── DATA TO USE
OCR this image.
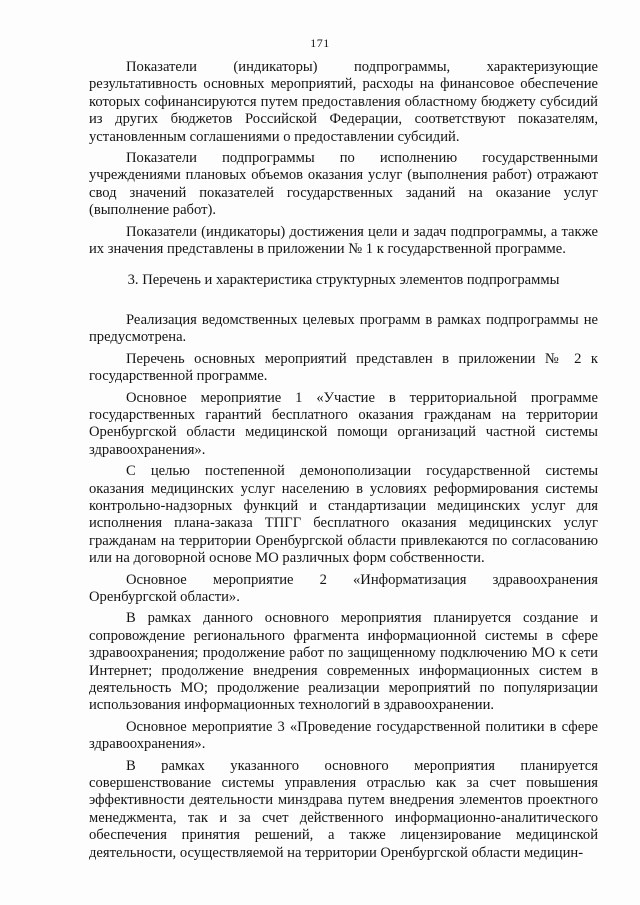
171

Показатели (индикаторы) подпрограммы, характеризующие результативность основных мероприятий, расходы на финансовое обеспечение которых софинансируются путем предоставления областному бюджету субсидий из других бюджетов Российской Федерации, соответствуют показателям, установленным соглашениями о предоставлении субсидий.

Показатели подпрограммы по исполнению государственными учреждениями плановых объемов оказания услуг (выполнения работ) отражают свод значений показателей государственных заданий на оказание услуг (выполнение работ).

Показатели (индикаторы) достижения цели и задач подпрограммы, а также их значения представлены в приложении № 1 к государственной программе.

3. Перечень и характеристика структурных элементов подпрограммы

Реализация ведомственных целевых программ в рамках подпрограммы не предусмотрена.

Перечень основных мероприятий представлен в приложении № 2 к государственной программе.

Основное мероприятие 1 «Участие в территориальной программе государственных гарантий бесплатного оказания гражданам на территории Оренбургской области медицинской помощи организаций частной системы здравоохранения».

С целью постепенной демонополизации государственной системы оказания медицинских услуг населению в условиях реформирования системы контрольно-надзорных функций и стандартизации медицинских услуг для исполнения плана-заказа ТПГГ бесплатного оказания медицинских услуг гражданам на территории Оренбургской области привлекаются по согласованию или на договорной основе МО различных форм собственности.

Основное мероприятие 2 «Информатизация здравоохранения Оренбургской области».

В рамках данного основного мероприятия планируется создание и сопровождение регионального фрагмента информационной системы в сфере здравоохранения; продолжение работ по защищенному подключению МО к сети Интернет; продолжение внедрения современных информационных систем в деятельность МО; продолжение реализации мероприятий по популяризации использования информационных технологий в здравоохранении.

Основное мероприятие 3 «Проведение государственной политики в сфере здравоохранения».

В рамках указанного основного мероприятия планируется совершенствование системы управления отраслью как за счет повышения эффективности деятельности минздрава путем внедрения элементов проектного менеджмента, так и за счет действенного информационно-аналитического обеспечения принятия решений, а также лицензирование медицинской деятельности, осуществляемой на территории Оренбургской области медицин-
────
── DATA TO USE
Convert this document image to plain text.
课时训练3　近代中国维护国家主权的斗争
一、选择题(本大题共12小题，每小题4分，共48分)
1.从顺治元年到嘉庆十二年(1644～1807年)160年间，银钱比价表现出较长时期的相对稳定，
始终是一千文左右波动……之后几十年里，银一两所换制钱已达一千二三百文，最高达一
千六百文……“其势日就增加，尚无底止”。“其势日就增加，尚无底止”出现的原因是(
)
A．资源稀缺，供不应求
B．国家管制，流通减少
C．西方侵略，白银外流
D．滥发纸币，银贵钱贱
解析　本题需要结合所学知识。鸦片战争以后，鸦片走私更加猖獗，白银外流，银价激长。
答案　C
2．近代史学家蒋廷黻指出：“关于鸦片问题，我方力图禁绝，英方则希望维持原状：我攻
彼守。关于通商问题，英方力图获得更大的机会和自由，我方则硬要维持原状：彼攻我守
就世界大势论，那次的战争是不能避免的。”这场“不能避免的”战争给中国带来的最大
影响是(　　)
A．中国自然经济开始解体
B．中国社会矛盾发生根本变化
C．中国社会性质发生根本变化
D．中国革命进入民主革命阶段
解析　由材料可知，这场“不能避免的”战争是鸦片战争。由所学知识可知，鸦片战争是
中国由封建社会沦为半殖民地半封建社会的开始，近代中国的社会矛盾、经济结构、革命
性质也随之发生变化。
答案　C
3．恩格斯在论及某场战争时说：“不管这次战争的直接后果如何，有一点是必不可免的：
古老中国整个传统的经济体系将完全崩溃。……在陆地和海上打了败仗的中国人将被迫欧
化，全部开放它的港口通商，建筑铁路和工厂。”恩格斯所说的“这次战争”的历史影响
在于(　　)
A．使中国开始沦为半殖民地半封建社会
────
── DATA TO USE
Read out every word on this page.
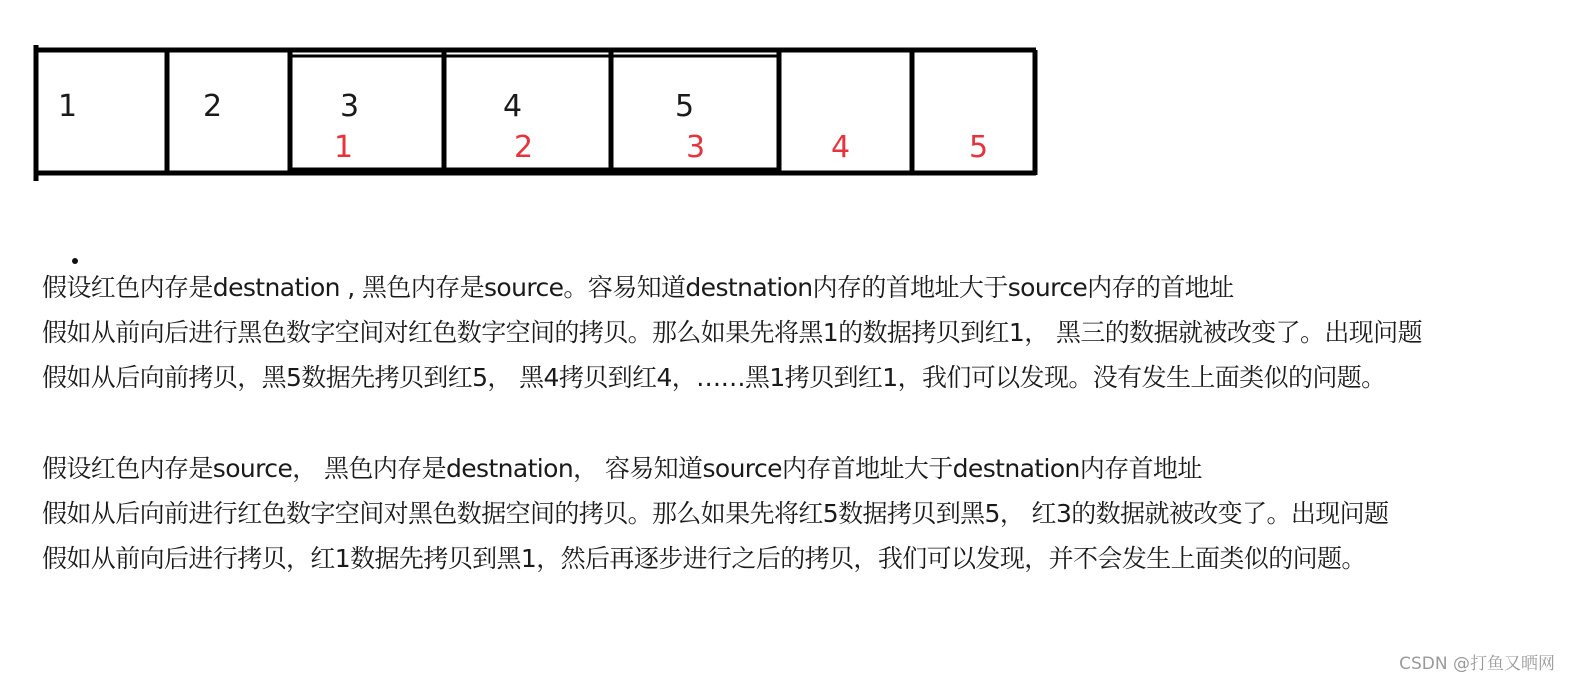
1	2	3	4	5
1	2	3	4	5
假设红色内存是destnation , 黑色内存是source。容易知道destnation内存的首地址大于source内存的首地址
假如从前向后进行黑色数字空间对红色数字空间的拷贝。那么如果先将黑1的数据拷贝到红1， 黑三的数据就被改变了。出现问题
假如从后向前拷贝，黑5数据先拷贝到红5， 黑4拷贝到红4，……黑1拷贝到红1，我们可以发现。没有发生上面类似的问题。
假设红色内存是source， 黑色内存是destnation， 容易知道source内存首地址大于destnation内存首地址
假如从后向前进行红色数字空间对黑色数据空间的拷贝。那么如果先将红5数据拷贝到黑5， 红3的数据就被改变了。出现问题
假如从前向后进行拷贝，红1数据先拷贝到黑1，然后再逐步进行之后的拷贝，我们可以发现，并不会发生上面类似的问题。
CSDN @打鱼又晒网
────
Using the listing above, pick out each line that contains the word "出现问题", then copy it.

• [COMPLETE ANSWER]:
假如从前向后进行黑色数字空间对红色数字空间的拷贝。那么如果先将黑1的数据拷贝到红1， 黑三的数据就被改变了。出现问题
假如从后向前进行红色数字空间对黑色数据空间的拷贝。那么如果先将红5数据拷贝到黑5， 红3的数据就被改变了。出现问题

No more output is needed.